:: To do ::
Each line should be copied exactly.

:: Given data ::
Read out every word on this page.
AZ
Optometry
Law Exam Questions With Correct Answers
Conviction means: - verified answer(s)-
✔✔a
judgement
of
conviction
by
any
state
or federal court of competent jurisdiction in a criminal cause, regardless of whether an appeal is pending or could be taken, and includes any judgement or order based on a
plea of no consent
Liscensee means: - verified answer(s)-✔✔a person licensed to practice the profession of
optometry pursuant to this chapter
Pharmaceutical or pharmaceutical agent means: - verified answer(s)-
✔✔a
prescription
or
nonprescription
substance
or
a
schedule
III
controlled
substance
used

:: Exercise output ::
Read out every word on this page.
AZ
Optometry
Law Exam Questions With Correct Answers
Conviction means: - verified answer(s)-
✔✔a
judgement
of
conviction
by
any
state
or federal court of competent jurisdiction in a criminal cause, regardless of whether an appeal is pending or could be taken, and includes any judgement or order based on a
plea of no consent
Liscensee means: - verified answer(s)-✔✔a person licensed to practice the profession of
optometry pursuant to this chapter
Pharmaceutical or pharmaceutical agent means: - verified answer(s)-
✔✔a
prescription
or
nonprescription
substance
or
a
schedule
III
controlled
substance
used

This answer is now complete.